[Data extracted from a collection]
========

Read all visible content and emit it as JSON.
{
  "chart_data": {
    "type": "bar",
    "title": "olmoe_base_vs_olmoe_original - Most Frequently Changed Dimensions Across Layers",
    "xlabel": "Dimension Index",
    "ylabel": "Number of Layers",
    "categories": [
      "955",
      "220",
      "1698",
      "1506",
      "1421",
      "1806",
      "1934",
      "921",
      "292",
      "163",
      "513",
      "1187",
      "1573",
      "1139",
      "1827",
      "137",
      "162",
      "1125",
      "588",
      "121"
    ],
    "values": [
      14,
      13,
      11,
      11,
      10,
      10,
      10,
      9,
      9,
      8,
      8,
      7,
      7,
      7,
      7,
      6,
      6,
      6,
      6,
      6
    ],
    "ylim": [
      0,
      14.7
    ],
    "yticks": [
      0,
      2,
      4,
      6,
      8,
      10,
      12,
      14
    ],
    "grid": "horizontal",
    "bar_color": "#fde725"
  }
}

========

→ WHAT TO DO:
Among the entries above, how many lines hold the string "Layers"? Give the number by itself.

→ WRITTEN REPLY:
2